— Begin —
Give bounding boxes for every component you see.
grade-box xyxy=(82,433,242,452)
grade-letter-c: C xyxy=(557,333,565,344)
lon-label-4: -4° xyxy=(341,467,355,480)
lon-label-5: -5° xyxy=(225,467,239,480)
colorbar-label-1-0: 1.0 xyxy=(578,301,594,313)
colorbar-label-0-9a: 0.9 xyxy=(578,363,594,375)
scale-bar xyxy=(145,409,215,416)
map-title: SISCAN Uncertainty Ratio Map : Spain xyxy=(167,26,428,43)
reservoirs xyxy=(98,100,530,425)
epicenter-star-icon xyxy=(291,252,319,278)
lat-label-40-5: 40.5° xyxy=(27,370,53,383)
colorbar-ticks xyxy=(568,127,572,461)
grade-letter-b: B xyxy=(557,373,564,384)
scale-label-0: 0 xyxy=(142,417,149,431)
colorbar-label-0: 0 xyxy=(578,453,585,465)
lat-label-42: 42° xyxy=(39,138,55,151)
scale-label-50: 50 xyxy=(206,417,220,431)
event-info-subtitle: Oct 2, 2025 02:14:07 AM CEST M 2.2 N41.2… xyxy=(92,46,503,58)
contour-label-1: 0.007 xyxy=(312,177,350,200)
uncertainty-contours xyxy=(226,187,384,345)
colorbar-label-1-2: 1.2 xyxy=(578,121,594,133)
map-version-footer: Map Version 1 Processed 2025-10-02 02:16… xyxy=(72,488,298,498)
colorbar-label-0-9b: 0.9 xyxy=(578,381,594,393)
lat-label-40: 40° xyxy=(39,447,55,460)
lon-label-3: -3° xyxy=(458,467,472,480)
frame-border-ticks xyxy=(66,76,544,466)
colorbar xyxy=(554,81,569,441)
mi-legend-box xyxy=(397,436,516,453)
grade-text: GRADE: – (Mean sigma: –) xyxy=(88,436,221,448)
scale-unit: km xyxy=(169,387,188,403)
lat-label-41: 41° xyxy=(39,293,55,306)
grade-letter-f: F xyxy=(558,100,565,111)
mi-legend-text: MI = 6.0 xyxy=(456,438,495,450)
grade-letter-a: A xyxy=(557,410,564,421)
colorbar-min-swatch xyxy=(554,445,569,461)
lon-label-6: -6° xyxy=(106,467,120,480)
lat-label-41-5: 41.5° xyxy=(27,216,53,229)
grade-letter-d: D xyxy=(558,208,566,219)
— End —
PROBLEM STATEMENT:
Express every line of the records as a JSON list of strings, one string per line, leaving out blank lines.

ANSWER TO THE TASK:
[
  "Give bounding boxes for every component you see.",
  "grade-box xyxy=(82,433,242,452)",
  "grade-letter-c: C xyxy=(557,333,565,344)",
  "lon-label-4: -4° xyxy=(341,467,355,480)",
  "lon-label-5: -5° xyxy=(225,467,239,480)",
  "colorbar-label-1-0: 1.0 xyxy=(578,301,594,313)",
  "colorbar-label-0-9a: 0.9 xyxy=(578,363,594,375)",
  "scale-bar xyxy=(145,409,215,416)",
  "map-title: SISCAN Uncertainty Ratio Map : Spain xyxy=(167,26,428,43)",
  "reservoirs xyxy=(98,100,530,425)",
  "epicenter-star-icon xyxy=(291,252,319,278)",
  "lat-label-40-5: 40.5° xyxy=(27,370,53,383)",
  "colorbar-ticks xyxy=(568,127,572,461)",
  "grade-letter-b: B xyxy=(557,373,564,384)",
  "scale-label-0: 0 xyxy=(142,417,149,431)",
  "colorbar-label-0: 0 xyxy=(578,453,585,465)",
  "lat-label-42: 42° xyxy=(39,138,55,151)",
  "scale-label-50: 50 xyxy=(206,417,220,431)",
  "event-info-subtitle: Oct 2, 2025 02:14:07 AM CEST M 2.2 N41.2… xyxy=(92,46,503,58)",
  "contour-label-1: 0.007 xyxy=(312,177,350,200)",
  "uncertainty-contours xyxy=(226,187,384,345)",
  "colorbar-label-1-2: 1.2 xyxy=(578,121,594,133)",
  "map-version-footer: Map Version 1 Processed 2025-10-02 02:16… xyxy=(72,488,298,498)",
  "colorbar-label-0-9b: 0.9 xyxy=(578,381,594,393)",
  "lat-label-40: 40° xyxy=(39,447,55,460)",
  "lon-label-3: -3° xyxy=(458,467,472,480)",
  "frame-border-ticks xyxy=(66,76,544,466)",
  "colorbar xyxy=(554,81,569,441)",
  "mi-legend-box xyxy=(397,436,516,453)",
  "grade-text: GRADE: – (Mean sigma: –) xyxy=(88,436,221,448)",
  "scale-unit: km xyxy=(169,387,188,403)",
  "lat-label-41: 41° xyxy=(39,293,55,306)",
  "grade-letter-f: F xyxy=(558,100,565,111)",
  "mi-legend-text: MI = 6.0 xyxy=(456,438,495,450)",
  "grade-letter-a: A xyxy=(557,410,564,421)",
  "colorbar-min-swatch xyxy=(554,445,569,461)",
  "lon-label-6: -6° xyxy=(106,467,120,480)",
  "lat-label-41-5: 41.5° xyxy=(27,216,53,229)",
  "grade-letter-d: D xyxy=(558,208,566,219)"
]